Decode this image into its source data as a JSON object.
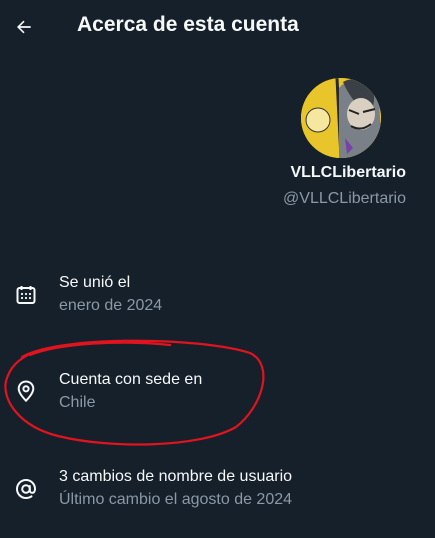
{
  "header": {
    "back_icon": "arrow-left-icon",
    "title": "Acerca de esta cuenta"
  },
  "profile": {
    "avatar_icon": "profile-avatar-cartoon",
    "display_name": "VLLCLibertario",
    "handle": "@VLLCLibertario"
  },
  "info": [
    {
      "icon": "calendar-icon",
      "label": "Se unió el",
      "value": "enero de 2024"
    },
    {
      "icon": "location-pin-icon",
      "label": "Cuenta con sede en",
      "value": "Chile"
    },
    {
      "icon": "at-sign-icon",
      "label": "3 cambios de nombre de usuario",
      "value": "Último cambio el agosto de 2024"
    }
  ],
  "colors": {
    "background": "#15202b",
    "primary_text": "#f7f9f9",
    "secondary_text": "#8b98a5",
    "annotation": "#e0141e"
  }
}
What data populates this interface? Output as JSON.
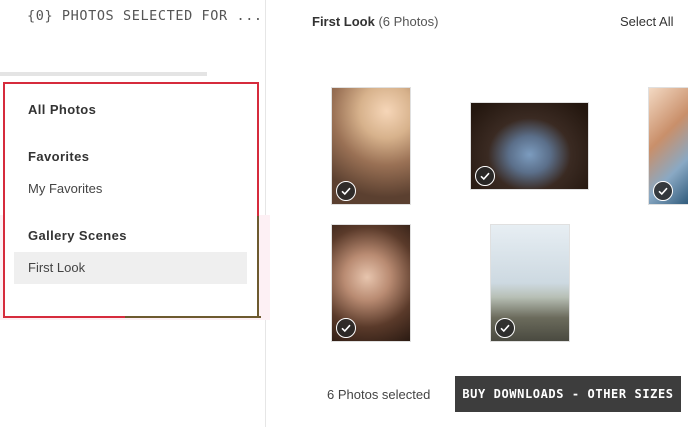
{
  "selection": {
    "title": "{0} PHOTOS SELECTED FOR ..."
  },
  "sidebar": {
    "all_photos": "All Photos",
    "favorites_heading": "Favorites",
    "my_favorites": "My Favorites",
    "scenes_heading": "Gallery Scenes",
    "first_look": "First Look"
  },
  "header": {
    "scene_title": "First Look",
    "photo_count": "(6 Photos)",
    "select_all": "Select All"
  },
  "photos": [
    {
      "icon": "check-icon",
      "selected": true
    },
    {
      "icon": "check-icon",
      "selected": true
    },
    {
      "icon": "check-icon",
      "selected": true
    },
    {
      "icon": "check-icon",
      "selected": true
    },
    {
      "icon": "check-icon",
      "selected": true
    }
  ],
  "footer": {
    "selected_text": "6 Photos selected",
    "buy_label": "BUY DOWNLOADS - OTHER SIZES"
  },
  "colors": {
    "highlight_border": "#d62b3c",
    "button_bg": "#3d3d3d",
    "active_item_bg": "#efefef"
  }
}
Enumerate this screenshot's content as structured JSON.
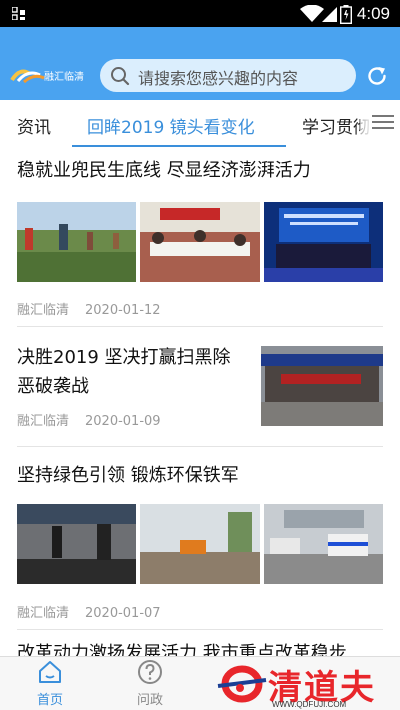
{
  "status_bar": {
    "time": "4:09"
  },
  "header": {
    "logo_text": "融汇临清",
    "search_placeholder": "请搜索您感兴趣的内容"
  },
  "tabs": [
    {
      "label": "资讯"
    },
    {
      "label": "回眸2019 镜头看变化"
    },
    {
      "label": "学习贯彻"
    }
  ],
  "articles": [
    {
      "title": "稳就业兜民生底线 尽显经济澎湃活力",
      "source": "融汇临清",
      "date": "2020-01-12"
    },
    {
      "title_line1": "决胜2019 坚决打赢扫黑除",
      "title_line2": "恶破袭战",
      "source": "融汇临清",
      "date": "2020-01-09"
    },
    {
      "title": "坚持绿色引领 锻炼环保铁军",
      "source": "融汇临清",
      "date": "2020-01-07"
    },
    {
      "title": "改革动力激扬发展活力 我市重点改革稳步"
    }
  ],
  "bottom_nav": [
    {
      "label": "首页",
      "icon": "home-icon"
    },
    {
      "label": "问政",
      "icon": "question-icon"
    }
  ],
  "watermark": {
    "text": "清道夫",
    "url": "WWW.QDFUJI.COM"
  },
  "colors": {
    "accent": "#4aa3f0",
    "tab_active": "#3a8fdb",
    "watermark": "#e8262b"
  }
}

* Task to carry out *
Pull out every line containing "JSON".

* Reply to the exercise *
Decode this image into its source data as a JSON object.
What data populates this interface? Output as JSON.
Enumerate this screenshot's content as structured JSON.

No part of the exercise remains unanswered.